## begin THE DATA
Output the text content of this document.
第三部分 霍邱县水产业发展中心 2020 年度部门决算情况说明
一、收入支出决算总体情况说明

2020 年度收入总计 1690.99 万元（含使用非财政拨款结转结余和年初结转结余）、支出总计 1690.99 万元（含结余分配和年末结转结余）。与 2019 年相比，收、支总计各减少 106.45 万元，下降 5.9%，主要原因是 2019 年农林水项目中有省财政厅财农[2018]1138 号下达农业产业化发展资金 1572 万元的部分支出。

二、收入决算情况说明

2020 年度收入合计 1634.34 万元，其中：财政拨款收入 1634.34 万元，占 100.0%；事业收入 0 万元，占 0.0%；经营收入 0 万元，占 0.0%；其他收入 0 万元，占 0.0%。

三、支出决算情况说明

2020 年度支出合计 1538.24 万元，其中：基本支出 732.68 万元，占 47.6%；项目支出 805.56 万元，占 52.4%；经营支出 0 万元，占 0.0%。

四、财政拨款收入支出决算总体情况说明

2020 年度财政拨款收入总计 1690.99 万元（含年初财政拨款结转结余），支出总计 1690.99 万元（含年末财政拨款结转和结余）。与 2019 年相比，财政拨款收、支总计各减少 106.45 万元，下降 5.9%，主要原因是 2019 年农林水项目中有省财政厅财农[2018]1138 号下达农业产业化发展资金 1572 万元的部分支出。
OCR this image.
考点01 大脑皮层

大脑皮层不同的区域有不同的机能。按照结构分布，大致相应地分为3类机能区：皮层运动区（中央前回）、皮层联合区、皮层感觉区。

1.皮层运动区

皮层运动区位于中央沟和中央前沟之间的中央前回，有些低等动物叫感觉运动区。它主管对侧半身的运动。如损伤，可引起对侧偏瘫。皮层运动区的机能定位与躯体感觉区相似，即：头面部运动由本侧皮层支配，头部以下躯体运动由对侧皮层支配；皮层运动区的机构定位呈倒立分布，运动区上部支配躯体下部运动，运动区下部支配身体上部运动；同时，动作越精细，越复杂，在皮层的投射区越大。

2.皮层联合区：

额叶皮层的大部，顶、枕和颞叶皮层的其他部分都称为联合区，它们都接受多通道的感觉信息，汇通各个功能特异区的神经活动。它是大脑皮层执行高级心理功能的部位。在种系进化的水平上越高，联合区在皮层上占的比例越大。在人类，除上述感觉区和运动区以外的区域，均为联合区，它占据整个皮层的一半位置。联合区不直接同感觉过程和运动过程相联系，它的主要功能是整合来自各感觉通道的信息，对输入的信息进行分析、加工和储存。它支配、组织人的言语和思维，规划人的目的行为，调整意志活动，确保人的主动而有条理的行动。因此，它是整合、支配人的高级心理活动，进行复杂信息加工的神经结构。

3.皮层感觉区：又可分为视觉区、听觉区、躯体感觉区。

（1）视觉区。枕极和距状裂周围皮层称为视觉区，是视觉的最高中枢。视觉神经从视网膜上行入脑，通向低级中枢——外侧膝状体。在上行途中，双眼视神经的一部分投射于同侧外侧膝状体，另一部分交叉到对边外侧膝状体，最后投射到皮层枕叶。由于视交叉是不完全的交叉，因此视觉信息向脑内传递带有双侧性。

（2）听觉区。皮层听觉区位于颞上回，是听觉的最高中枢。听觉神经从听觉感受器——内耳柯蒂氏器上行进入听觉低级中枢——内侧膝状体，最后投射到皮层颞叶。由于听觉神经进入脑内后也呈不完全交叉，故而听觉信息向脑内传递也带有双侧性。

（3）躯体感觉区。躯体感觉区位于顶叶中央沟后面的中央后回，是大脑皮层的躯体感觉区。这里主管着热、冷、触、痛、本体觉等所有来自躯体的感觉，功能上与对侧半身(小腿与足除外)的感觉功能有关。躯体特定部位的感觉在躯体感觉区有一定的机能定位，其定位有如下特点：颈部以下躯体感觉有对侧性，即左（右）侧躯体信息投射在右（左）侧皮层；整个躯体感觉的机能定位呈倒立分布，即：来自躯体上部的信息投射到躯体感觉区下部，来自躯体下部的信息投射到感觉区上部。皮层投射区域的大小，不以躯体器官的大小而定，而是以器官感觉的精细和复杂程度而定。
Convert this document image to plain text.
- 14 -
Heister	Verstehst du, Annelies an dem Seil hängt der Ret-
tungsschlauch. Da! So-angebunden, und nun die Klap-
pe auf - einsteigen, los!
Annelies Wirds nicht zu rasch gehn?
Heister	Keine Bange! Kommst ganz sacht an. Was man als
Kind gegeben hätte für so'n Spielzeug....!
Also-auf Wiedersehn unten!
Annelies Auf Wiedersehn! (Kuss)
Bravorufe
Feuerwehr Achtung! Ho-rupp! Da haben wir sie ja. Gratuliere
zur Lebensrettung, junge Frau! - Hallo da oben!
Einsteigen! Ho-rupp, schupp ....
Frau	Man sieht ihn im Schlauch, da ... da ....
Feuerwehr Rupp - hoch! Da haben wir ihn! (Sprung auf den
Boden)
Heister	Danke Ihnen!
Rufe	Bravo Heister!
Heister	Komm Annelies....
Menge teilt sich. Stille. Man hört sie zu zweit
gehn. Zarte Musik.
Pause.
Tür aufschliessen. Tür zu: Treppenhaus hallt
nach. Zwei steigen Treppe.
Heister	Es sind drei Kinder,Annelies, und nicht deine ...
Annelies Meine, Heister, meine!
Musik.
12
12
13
## end THE DATA
SET PROBLEM: Go over the records above and tally each line that includes "nicht". Give the total by itself.

SOLVED PROBLEM: 2